[GOAL] Go through the entries below and pick out every line with "base".

[SOURCE MATERIAL]
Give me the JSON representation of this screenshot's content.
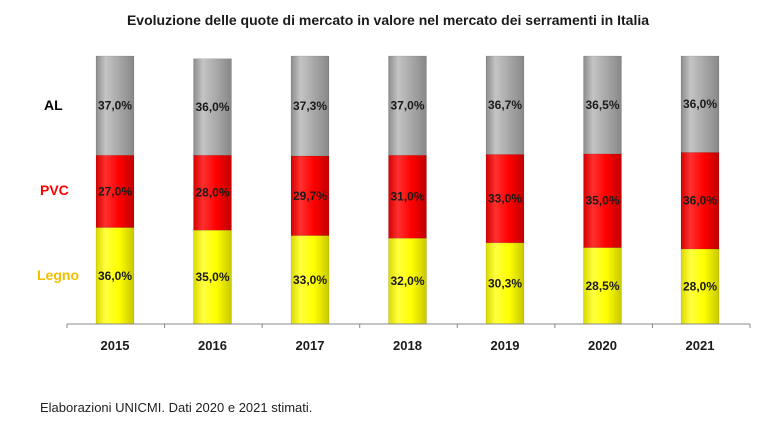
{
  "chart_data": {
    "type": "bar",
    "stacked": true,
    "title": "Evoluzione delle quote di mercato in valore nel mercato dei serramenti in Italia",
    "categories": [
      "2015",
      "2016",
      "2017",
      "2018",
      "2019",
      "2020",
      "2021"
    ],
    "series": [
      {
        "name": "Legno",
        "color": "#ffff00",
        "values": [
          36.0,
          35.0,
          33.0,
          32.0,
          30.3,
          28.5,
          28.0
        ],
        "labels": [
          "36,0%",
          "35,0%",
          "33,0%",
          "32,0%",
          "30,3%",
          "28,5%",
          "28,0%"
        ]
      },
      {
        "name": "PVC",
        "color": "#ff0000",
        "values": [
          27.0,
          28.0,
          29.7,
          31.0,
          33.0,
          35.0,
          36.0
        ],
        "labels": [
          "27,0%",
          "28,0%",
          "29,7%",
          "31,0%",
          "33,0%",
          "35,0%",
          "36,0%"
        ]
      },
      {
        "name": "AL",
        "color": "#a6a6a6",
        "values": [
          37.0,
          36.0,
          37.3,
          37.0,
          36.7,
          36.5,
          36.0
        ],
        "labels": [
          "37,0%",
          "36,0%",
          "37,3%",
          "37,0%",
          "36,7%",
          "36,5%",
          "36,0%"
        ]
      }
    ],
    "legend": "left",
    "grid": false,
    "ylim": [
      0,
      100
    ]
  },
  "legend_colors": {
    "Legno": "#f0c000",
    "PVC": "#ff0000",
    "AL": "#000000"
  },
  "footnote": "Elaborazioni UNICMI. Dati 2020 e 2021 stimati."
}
* * *
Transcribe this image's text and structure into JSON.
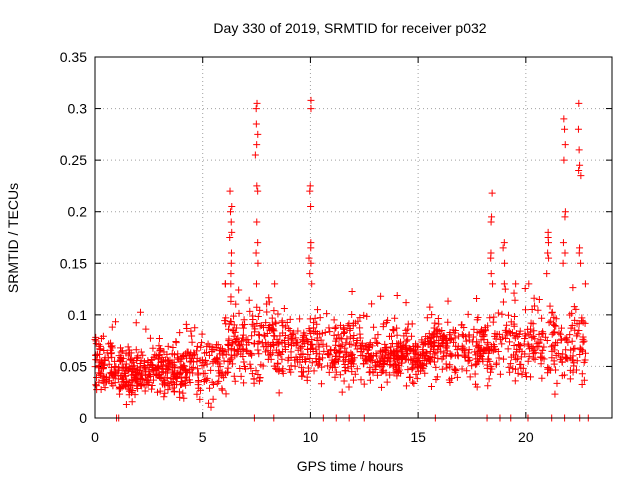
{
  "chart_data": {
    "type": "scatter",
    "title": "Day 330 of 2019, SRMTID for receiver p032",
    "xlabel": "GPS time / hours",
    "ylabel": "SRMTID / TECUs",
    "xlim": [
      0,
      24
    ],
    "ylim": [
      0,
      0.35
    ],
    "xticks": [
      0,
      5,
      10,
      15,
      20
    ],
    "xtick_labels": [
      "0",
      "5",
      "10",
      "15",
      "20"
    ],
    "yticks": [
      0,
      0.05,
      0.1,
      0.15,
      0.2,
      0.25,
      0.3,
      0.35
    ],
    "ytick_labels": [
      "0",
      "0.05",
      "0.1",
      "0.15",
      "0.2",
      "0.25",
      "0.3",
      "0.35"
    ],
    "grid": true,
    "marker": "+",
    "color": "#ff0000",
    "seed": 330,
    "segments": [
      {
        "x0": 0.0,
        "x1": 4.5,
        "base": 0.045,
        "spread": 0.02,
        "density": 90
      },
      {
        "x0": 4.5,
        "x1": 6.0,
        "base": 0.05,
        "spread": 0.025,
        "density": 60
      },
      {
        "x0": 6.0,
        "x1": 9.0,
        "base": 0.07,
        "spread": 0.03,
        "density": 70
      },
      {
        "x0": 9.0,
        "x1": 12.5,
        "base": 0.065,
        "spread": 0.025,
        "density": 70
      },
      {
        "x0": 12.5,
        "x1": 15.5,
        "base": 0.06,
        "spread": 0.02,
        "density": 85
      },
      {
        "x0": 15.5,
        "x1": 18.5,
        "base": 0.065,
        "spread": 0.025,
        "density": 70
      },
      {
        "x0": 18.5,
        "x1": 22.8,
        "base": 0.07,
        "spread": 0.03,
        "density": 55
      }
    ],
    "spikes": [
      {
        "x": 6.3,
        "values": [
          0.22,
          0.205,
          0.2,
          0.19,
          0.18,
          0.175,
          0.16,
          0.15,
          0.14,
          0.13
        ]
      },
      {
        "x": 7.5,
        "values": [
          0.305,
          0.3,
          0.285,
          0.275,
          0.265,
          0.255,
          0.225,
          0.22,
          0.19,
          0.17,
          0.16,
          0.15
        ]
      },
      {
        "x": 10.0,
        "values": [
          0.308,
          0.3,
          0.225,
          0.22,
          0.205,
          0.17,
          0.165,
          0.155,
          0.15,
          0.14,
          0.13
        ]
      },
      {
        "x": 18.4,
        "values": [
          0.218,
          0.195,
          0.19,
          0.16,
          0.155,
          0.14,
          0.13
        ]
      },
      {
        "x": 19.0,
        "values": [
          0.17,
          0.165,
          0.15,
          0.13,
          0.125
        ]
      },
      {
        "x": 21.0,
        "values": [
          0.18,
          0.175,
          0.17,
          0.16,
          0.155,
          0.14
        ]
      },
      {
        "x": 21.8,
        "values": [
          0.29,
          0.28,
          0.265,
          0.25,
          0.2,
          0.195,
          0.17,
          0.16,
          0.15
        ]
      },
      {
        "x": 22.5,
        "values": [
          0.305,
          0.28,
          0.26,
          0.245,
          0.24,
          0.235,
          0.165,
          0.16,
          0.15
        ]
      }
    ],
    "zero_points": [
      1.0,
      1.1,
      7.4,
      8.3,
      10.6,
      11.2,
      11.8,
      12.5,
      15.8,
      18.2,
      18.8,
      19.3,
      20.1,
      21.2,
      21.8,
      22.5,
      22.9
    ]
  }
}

[ANSWER FOR THE TASK]
        "base": 0.045,
        "base": 0.05,
        "base": 0.07,
        "base": 0.065,
        "base": 0.06,
        "base": 0.065,
        "base": 0.07,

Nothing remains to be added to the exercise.